__DATA PROVIDED__
=-=-=

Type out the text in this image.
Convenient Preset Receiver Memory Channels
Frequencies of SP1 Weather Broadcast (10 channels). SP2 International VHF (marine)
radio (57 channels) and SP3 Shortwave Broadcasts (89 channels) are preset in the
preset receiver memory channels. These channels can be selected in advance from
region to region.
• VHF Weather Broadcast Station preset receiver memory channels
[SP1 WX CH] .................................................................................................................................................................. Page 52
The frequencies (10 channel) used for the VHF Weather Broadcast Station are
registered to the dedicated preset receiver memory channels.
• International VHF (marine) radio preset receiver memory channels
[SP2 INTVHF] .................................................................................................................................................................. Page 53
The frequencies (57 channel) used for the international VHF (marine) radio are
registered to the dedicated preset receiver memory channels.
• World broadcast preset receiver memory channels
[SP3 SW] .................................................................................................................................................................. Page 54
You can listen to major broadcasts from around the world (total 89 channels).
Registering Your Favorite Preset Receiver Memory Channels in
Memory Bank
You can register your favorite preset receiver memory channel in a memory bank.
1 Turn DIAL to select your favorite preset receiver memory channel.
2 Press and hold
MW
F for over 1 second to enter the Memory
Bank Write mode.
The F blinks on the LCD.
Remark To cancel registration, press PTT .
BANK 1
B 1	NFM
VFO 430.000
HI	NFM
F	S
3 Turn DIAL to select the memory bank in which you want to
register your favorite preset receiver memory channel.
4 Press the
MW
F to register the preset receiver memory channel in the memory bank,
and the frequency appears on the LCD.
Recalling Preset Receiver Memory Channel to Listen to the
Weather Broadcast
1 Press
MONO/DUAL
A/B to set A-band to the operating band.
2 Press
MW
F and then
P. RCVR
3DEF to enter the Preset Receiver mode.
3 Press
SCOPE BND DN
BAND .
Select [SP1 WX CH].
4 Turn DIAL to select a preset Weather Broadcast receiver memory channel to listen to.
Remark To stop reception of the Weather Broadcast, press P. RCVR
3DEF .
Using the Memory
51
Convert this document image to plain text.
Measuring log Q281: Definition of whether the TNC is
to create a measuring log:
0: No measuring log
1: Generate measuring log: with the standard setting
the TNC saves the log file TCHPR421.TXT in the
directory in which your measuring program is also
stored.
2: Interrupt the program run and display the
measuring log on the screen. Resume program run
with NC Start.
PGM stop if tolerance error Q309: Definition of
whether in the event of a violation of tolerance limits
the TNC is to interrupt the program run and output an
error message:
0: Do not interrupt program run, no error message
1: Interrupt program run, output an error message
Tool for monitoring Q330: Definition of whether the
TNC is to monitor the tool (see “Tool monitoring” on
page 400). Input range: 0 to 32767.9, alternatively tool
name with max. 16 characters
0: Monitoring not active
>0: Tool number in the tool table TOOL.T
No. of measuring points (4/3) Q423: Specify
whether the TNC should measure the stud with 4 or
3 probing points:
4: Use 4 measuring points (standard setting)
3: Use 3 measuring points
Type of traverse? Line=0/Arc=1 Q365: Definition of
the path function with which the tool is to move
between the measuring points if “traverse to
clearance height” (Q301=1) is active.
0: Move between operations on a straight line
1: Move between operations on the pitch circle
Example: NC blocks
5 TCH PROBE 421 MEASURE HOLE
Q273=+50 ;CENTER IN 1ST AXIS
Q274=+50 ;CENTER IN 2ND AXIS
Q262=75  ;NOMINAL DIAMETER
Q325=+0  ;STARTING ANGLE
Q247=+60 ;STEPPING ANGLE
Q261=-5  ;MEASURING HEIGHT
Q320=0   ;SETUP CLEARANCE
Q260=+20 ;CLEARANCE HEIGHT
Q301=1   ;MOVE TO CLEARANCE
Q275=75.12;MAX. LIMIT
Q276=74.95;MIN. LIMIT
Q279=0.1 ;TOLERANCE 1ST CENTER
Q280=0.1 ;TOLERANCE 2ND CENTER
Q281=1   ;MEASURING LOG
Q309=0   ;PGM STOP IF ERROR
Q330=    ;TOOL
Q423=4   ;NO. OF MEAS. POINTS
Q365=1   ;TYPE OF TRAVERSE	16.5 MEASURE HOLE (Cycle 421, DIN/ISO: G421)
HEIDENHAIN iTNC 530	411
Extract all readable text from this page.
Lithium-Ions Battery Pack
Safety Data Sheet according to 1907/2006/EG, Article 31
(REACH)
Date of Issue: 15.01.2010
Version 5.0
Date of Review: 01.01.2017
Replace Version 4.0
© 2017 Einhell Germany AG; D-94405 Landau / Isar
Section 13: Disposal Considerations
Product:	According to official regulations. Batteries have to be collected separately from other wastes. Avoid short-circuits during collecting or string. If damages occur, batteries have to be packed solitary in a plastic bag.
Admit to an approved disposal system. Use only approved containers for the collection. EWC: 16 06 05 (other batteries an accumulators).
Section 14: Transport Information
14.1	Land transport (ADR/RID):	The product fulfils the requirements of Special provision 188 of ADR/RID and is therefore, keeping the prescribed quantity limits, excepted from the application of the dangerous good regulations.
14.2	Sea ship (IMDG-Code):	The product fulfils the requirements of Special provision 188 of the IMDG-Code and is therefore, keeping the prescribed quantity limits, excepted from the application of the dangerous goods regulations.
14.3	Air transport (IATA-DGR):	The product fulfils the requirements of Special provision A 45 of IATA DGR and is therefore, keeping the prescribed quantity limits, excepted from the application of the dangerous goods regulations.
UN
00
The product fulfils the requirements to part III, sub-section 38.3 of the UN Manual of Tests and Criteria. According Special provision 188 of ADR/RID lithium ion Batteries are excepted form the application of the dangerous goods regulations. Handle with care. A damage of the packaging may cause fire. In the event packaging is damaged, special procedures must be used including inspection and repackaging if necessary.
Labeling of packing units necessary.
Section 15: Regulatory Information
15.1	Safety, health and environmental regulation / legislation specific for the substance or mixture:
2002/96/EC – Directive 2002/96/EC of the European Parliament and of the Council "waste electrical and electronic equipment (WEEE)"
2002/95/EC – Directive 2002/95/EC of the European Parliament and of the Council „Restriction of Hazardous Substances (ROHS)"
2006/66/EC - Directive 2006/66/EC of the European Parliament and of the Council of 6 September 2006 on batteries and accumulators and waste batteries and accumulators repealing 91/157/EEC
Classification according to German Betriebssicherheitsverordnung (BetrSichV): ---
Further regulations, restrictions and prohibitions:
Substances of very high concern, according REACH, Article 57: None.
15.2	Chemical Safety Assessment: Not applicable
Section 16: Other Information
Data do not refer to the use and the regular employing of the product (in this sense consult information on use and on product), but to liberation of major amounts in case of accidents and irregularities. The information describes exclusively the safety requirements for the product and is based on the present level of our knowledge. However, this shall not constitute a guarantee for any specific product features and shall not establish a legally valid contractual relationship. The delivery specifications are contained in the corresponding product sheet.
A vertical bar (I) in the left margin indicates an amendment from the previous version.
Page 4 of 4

=-=-=

__TASK PROMPT__
In the material above, show every line where the word "marine" turns up.

__TASK RESPONSE__
Frequencies of SP1 Weather Broadcast (10 channels). SP2 International VHF (marine)
• International VHF (marine) radio preset receiver memory channels
The frequencies (57 channel) used for the international VHF (marine) radio are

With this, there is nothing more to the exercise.